Figure collection entries
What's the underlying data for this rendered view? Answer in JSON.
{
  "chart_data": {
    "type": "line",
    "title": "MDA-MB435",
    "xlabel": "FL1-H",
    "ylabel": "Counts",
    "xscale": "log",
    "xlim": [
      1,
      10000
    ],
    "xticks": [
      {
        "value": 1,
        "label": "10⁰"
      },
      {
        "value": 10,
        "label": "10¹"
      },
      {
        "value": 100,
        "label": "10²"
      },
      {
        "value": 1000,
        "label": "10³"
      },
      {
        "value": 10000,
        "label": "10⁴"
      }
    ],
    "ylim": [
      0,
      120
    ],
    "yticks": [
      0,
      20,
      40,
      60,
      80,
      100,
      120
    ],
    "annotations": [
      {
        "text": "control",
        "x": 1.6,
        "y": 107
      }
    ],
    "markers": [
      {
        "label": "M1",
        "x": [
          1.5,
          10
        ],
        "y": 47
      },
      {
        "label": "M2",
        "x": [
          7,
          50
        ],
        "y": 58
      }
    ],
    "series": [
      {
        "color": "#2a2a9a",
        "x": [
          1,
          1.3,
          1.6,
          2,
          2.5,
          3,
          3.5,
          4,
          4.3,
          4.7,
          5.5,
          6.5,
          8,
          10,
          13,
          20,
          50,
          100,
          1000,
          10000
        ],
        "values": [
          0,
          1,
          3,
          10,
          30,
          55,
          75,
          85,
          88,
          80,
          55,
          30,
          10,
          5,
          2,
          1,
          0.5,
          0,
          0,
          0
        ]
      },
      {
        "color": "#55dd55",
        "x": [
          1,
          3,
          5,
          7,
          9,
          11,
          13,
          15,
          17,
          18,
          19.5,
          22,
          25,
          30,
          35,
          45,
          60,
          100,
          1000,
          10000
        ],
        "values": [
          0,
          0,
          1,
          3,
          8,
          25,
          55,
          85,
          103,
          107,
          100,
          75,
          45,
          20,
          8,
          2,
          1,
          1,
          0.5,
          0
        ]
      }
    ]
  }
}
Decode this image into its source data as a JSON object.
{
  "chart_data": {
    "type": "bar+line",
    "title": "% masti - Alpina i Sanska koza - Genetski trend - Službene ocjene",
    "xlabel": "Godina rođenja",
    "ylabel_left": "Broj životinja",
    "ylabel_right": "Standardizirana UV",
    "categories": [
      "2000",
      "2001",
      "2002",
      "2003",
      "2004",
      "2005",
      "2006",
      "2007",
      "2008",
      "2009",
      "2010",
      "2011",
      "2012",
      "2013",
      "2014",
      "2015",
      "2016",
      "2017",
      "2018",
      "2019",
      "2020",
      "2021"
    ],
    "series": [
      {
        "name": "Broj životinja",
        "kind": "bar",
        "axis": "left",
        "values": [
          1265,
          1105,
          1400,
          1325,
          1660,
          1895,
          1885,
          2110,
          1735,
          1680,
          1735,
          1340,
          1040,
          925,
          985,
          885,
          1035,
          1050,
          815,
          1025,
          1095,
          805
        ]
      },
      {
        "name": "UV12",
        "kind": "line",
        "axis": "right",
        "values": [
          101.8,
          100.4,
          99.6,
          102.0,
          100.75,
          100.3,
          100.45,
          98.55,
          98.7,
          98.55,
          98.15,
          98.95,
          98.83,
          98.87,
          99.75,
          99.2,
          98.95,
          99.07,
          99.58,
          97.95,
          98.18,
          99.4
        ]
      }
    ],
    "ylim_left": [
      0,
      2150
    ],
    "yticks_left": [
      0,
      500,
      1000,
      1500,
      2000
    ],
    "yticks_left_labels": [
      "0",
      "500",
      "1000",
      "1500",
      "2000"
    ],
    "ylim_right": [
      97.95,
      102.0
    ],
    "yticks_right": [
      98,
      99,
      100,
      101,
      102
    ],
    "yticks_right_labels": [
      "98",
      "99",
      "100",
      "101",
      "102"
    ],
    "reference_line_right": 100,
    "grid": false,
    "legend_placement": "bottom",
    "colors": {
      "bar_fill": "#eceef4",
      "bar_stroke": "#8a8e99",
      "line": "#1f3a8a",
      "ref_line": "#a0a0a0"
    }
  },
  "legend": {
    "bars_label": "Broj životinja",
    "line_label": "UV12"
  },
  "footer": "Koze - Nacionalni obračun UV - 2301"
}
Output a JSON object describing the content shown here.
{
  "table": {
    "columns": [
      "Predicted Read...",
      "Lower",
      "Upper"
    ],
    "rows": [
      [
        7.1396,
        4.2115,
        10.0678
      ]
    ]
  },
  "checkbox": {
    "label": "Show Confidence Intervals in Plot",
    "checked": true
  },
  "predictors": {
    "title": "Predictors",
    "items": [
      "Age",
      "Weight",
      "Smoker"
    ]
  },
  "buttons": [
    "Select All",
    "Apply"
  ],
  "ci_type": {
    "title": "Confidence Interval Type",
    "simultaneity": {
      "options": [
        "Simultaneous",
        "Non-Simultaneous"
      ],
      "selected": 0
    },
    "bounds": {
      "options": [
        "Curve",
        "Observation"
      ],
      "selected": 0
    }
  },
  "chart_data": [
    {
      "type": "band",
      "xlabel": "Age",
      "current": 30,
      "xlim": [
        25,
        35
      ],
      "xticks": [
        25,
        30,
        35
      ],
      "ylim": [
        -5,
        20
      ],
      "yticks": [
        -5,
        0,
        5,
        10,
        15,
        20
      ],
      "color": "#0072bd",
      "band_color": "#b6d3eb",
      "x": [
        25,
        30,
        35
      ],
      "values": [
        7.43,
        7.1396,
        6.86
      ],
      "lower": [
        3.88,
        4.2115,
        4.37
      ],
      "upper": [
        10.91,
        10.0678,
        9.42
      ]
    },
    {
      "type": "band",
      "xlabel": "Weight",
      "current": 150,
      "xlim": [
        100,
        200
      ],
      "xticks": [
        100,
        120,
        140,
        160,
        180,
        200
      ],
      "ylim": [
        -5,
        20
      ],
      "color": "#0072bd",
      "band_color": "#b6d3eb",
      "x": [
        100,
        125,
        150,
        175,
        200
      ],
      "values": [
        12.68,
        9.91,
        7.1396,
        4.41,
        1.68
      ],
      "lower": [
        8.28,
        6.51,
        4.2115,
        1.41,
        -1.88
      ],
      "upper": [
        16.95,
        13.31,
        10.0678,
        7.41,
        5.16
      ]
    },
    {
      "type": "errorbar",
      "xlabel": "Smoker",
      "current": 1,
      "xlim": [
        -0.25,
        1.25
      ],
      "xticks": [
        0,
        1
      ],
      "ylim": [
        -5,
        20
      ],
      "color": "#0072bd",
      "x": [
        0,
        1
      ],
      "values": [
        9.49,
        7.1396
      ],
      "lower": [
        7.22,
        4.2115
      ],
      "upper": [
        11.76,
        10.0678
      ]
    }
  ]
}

Prompt
Write out the whole listing again, exactly as it stands.

Task answer
What's the underlying data for this rendered view? Answer in JSON.
{
  "chart_data": {
    "type": "line",
    "title": "MDA-MB435",
    "xlabel": "FL1-H",
    "ylabel": "Counts",
    "xscale": "log",
    "xlim": [
      1,
      10000
    ],
    "xticks": [
      {
        "value": 1,
        "label": "10⁰"
      },
      {
        "value": 10,
        "label": "10¹"
      },
      {
        "value": 100,
        "label": "10²"
      },
      {
        "value": 1000,
        "label": "10³"
      },
      {
        "value": 10000,
        "label": "10⁴"
      }
    ],
    "ylim": [
      0,
      120
    ],
    "yticks": [
      0,
      20,
      40,
      60,
      80,
      100,
      120
    ],
    "annotations": [
      {
        "text": "control",
        "x": 1.6,
        "y": 107
      }
    ],
    "markers": [
      {
        "label": "M1",
        "x": [
          1.5,
          10
        ],
        "y": 47
      },
      {
        "label": "M2",
        "x": [
          7,
          50
        ],
        "y": 58
      }
    ],
    "series": [
      {
        "color": "#2a2a9a",
        "x": [
          1,
          1.3,
          1.6,
          2,
          2.5,
          3,
          3.5,
          4,
          4.3,
          4.7,
          5.5,
          6.5,
          8,
          10,
          13,
          20,
          50,
          100,
          1000,
          10000
        ],
        "values": [
          0,
          1,
          3,
          10,
          30,
          55,
          75,
          85,
          88,
          80,
          55,
          30,
          10,
          5,
          2,
          1,
          0.5,
          0,
          0,
          0
        ]
      },
      {
        "color": "#55dd55",
        "x": [
          1,
          3,
          5,
          7,
          9,
          11,
          13,
          15,
          17,
          18,
          19.5,
          22,
          25,
          30,
          35,
          45,
          60,
          100,
          1000,
          10000
        ],
        "values": [
          0,
          0,
          1,
          3,
          8,
          25,
          55,
          85,
          103,
          107,
          100,
          75,
          45,
          20,
          8,
          2,
          1,
          1,
          0.5,
          0
        ]
      }
    ]
  }
}
Decode this image into its source data as a JSON object.
{
  "chart_data": {
    "type": "bar+line",
    "title": "% masti - Alpina i Sanska koza - Genetski trend - Službene ocjene",
    "xlabel": "Godina rođenja",
    "ylabel_left": "Broj životinja",
    "ylabel_right": "Standardizirana UV",
    "categories": [
      "2000",
      "2001",
      "2002",
      "2003",
      "2004",
      "2005",
      "2006",
      "2007",
      "2008",
      "2009",
      "2010",
      "2011",
      "2012",
      "2013",
      "2014",
      "2015",
      "2016",
      "2017",
      "2018",
      "2019",
      "2020",
      "2021"
    ],
    "series": [
      {
        "name": "Broj životinja",
        "kind": "bar",
        "axis": "left",
        "values": [
          1265,
          1105,
          1400,
          1325,
          1660,
          1895,
          1885,
          2110,
          1735,
          1680,
          1735,
          1340,
          1040,
          925,
          985,
          885,
          1035,
          1050,
          815,
          1025,
          1095,
          805
        ]
      },
      {
        "name": "UV12",
        "kind": "line",
        "axis": "right",
        "values": [
          101.8,
          100.4,
          99.6,
          102.0,
          100.75,
          100.3,
          100.45,
          98.55,
          98.7,
          98.55,
          98.15,
          98.95,
          98.83,
          98.87,
          99.75,
          99.2,
          98.95,
          99.07,
          99.58,
          97.95,
          98.18,
          99.4
        ]
      }
    ],
    "ylim_left": [
      0,
      2150
    ],
    "yticks_left": [
      0,
      500,
      1000,
      1500,
      2000
    ],
    "yticks_left_labels": [
      "0",
      "500",
      "1000",
      "1500",
      "2000"
    ],
    "ylim_right": [
      97.95,
      102.0
    ],
    "yticks_right": [
      98,
      99,
      100,
      101,
      102
    ],
    "yticks_right_labels": [
      "98",
      "99",
      "100",
      "101",
      "102"
    ],
    "reference_line_right": 100,
    "grid": false,
    "legend_placement": "bottom",
    "colors": {
      "bar_fill": "#eceef4",
      "bar_stroke": "#8a8e99",
      "line": "#1f3a8a",
      "ref_line": "#a0a0a0"
    }
  },
  "legend": {
    "bars_label": "Broj životinja",
    "line_label": "UV12"
  },
  "footer": "Koze - Nacionalni obračun UV - 2301"
}
Output a JSON object describing the content shown here.
{
  "table": {
    "columns": [
      "Predicted Read...",
      "Lower",
      "Upper"
    ],
    "rows": [
      [
        7.1396,
        4.2115,
        10.0678
      ]
    ]
  },
  "checkbox": {
    "label": "Show Confidence Intervals in Plot",
    "checked": true
  },
  "predictors": {
    "title": "Predictors",
    "items": [
      "Age",
      "Weight",
      "Smoker"
    ]
  },
  "buttons": [
    "Select All",
    "Apply"
  ],
  "ci_type": {
    "title": "Confidence Interval Type",
    "simultaneity": {
      "options": [
        "Simultaneous",
        "Non-Simultaneous"
      ],
      "selected": 0
    },
    "bounds": {
      "options": [
        "Curve",
        "Observation"
      ],
      "selected": 0
    }
  },
  "chart_data": [
    {
      "type": "band",
      "xlabel": "Age",
      "current": 30,
      "xlim": [
        25,
        35
      ],
      "xticks": [
        25,
        30,
        35
      ],
      "ylim": [
        -5,
        20
      ],
      "yticks": [
        -5,
        0,
        5,
        10,
        15,
        20
      ],
      "color": "#0072bd",
      "band_color": "#b6d3eb",
      "x": [
        25,
        30,
        35
      ],
      "values": [
        7.43,
        7.1396,
        6.86
      ],
      "lower": [
        3.88,
        4.2115,
        4.37
      ],
      "upper": [
        10.91,
        10.0678,
        9.42
      ]
    },
    {
      "type": "band",
      "xlabel": "Weight",
      "current": 150,
      "xlim": [
        100,
        200
      ],
      "xticks": [
        100,
        120,
        140,
        160,
        180,
        200
      ],
      "ylim": [
        -5,
        20
      ],
      "color": "#0072bd",
      "band_color": "#b6d3eb",
      "x": [
        100,
        125,
        150,
        175,
        200
      ],
      "values": [
        12.68,
        9.91,
        7.1396,
        4.41,
        1.68
      ],
      "lower": [
        8.28,
        6.51,
        4.2115,
        1.41,
        -1.88
      ],
      "upper": [
        16.95,
        13.31,
        10.0678,
        7.41,
        5.16
      ]
    },
    {
      "type": "errorbar",
      "xlabel": "Smoker",
      "current": 1,
      "xlim": [
        -0.25,
        1.25
      ],
      "xticks": [
        0,
        1
      ],
      "ylim": [
        -5,
        20
      ],
      "color": "#0072bd",
      "x": [
        0,
        1
      ],
      "values": [
        9.49,
        7.1396
      ],
      "lower": [
        7.22,
        4.2115
      ],
      "upper": [
        11.76,
        10.0678
      ]
    }
  ]
}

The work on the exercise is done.